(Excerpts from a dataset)
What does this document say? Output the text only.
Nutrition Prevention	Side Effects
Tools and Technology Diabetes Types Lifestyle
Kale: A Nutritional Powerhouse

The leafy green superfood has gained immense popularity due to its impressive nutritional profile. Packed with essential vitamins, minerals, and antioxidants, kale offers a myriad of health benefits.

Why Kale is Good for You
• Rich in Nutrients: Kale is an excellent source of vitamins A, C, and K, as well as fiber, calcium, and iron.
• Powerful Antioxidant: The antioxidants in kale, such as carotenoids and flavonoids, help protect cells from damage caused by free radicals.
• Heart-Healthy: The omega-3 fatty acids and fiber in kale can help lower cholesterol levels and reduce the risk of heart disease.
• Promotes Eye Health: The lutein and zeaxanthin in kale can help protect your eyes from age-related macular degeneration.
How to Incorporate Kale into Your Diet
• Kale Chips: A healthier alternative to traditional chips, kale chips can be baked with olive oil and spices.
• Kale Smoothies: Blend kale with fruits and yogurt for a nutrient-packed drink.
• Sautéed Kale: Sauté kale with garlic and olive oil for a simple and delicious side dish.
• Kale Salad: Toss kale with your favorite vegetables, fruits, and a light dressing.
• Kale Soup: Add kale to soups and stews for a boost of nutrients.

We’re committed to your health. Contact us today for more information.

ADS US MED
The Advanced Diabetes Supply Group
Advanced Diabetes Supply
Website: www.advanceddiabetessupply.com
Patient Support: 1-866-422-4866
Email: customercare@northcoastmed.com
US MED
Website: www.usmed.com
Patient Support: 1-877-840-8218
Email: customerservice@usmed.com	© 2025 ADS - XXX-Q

...

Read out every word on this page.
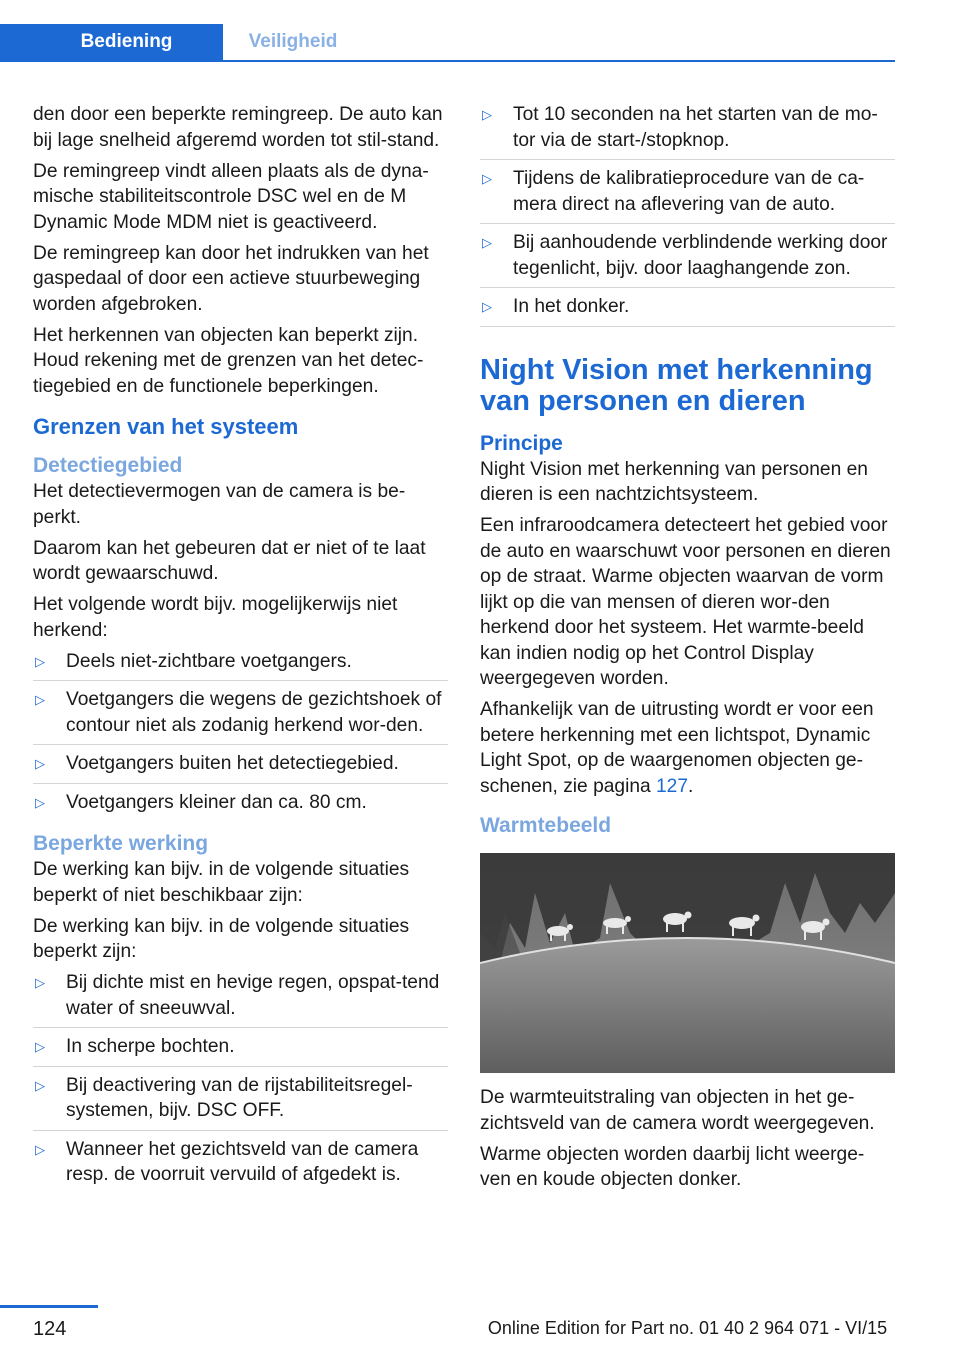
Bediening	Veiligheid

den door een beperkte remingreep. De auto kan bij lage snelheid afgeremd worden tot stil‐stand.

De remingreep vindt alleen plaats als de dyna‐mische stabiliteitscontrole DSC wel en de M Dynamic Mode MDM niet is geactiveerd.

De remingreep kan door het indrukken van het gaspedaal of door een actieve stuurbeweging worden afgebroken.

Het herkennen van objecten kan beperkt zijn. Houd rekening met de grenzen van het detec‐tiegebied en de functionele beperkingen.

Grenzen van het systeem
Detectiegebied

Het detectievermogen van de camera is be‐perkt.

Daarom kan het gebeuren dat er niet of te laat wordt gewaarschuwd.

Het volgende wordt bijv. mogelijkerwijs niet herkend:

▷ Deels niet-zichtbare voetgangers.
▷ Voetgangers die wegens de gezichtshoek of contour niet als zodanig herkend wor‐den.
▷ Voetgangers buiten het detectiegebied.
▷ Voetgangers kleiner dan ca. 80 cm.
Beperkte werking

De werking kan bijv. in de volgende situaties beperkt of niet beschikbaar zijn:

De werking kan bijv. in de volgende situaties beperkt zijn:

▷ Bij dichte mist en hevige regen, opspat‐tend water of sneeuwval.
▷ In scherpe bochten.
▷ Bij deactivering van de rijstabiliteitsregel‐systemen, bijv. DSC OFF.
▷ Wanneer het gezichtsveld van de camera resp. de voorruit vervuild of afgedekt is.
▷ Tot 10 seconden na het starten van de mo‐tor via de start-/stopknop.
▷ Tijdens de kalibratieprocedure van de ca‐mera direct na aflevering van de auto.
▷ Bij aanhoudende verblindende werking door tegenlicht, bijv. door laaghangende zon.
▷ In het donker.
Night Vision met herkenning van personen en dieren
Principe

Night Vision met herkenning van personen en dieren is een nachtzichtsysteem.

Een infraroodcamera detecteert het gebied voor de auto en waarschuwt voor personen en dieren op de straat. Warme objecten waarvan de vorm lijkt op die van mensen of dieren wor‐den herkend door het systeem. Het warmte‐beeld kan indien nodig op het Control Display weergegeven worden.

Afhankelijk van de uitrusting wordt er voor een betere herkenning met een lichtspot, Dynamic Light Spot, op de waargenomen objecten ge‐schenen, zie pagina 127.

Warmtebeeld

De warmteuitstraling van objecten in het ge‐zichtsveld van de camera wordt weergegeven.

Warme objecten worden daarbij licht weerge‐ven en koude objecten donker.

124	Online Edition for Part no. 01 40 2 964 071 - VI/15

Your goal: Throughout the records above, find the lines in which the word "Email" appears and return them.

The answer:
Email: customercare@northcoastmed.com
Email: customerservice@usmed.com	© 2025 ADS - XXX-Q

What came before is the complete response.